Start of DATASET RECORDS

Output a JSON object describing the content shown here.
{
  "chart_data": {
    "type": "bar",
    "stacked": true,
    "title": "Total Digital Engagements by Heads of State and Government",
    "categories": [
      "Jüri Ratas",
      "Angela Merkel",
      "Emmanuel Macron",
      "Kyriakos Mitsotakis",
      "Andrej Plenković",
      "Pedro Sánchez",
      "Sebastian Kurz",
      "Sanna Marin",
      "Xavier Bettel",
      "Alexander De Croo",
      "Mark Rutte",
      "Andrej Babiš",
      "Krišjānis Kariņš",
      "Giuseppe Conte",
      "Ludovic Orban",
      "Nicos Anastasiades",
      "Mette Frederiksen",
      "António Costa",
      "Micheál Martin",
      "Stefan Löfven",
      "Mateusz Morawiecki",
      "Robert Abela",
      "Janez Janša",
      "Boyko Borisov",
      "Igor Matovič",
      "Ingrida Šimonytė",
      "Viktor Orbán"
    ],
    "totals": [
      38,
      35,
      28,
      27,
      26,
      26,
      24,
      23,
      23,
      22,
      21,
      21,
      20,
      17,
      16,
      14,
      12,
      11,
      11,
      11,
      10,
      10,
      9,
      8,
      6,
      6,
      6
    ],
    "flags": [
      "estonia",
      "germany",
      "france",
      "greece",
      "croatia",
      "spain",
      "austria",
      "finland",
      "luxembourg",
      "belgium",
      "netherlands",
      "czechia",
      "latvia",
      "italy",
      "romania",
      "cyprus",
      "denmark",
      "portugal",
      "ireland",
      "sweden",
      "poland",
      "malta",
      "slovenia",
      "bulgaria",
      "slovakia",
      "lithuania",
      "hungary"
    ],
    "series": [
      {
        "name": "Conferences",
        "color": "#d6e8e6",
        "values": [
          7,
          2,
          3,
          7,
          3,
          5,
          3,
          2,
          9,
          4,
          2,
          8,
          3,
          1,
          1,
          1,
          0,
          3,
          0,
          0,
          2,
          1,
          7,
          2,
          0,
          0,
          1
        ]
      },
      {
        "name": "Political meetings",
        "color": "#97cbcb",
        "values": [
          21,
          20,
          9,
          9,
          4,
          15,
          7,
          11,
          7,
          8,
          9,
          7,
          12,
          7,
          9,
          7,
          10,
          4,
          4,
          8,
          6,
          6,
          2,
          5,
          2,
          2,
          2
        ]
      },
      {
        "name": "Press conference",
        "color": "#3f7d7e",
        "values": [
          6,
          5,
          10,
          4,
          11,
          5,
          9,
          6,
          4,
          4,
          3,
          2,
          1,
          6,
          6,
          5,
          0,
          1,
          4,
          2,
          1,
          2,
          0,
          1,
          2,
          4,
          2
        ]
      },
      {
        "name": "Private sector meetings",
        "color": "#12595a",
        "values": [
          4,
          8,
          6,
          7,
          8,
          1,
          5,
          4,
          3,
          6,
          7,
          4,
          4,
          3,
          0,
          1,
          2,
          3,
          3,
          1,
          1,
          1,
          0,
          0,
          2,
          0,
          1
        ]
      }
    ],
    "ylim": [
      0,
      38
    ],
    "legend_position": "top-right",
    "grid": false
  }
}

End of DATASET RECORDS

YOUR INSTRUCTIONS. Reproduce the material in full, with no word added or dropped.

ANSWER BELOW.
Output a JSON object describing the content shown here.
{
  "chart_data": {
    "type": "bar",
    "stacked": true,
    "title": "Total Digital Engagements by Heads of State and Government",
    "categories": [
      "Jüri Ratas",
      "Angela Merkel",
      "Emmanuel Macron",
      "Kyriakos Mitsotakis",
      "Andrej Plenković",
      "Pedro Sánchez",
      "Sebastian Kurz",
      "Sanna Marin",
      "Xavier Bettel",
      "Alexander De Croo",
      "Mark Rutte",
      "Andrej Babiš",
      "Krišjānis Kariņš",
      "Giuseppe Conte",
      "Ludovic Orban",
      "Nicos Anastasiades",
      "Mette Frederiksen",
      "António Costa",
      "Micheál Martin",
      "Stefan Löfven",
      "Mateusz Morawiecki",
      "Robert Abela",
      "Janez Janša",
      "Boyko Borisov",
      "Igor Matovič",
      "Ingrida Šimonytė",
      "Viktor Orbán"
    ],
    "totals": [
      38,
      35,
      28,
      27,
      26,
      26,
      24,
      23,
      23,
      22,
      21,
      21,
      20,
      17,
      16,
      14,
      12,
      11,
      11,
      11,
      10,
      10,
      9,
      8,
      6,
      6,
      6
    ],
    "flags": [
      "estonia",
      "germany",
      "france",
      "greece",
      "croatia",
      "spain",
      "austria",
      "finland",
      "luxembourg",
      "belgium",
      "netherlands",
      "czechia",
      "latvia",
      "italy",
      "romania",
      "cyprus",
      "denmark",
      "portugal",
      "ireland",
      "sweden",
      "poland",
      "malta",
      "slovenia",
      "bulgaria",
      "slovakia",
      "lithuania",
      "hungary"
    ],
    "series": [
      {
        "name": "Conferences",
        "color": "#d6e8e6",
        "values": [
          7,
          2,
          3,
          7,
          3,
          5,
          3,
          2,
          9,
          4,
          2,
          8,
          3,
          1,
          1,
          1,
          0,
          3,
          0,
          0,
          2,
          1,
          7,
          2,
          0,
          0,
          1
        ]
      },
      {
        "name": "Political meetings",
        "color": "#97cbcb",
        "values": [
          21,
          20,
          9,
          9,
          4,
          15,
          7,
          11,
          7,
          8,
          9,
          7,
          12,
          7,
          9,
          7,
          10,
          4,
          4,
          8,
          6,
          6,
          2,
          5,
          2,
          2,
          2
        ]
      },
      {
        "name": "Press conference",
        "color": "#3f7d7e",
        "values": [
          6,
          5,
          10,
          4,
          11,
          5,
          9,
          6,
          4,
          4,
          3,
          2,
          1,
          6,
          6,
          5,
          0,
          1,
          4,
          2,
          1,
          2,
          0,
          1,
          2,
          4,
          2
        ]
      },
      {
        "name": "Private sector meetings",
        "color": "#12595a",
        "values": [
          4,
          8,
          6,
          7,
          8,
          1,
          5,
          4,
          3,
          6,
          7,
          4,
          4,
          3,
          0,
          1,
          2,
          3,
          3,
          1,
          1,
          1,
          0,
          0,
          2,
          0,
          1
        ]
      }
    ],
    "ylim": [
      0,
      38
    ],
    "legend_position": "top-right",
    "grid": false
  }
}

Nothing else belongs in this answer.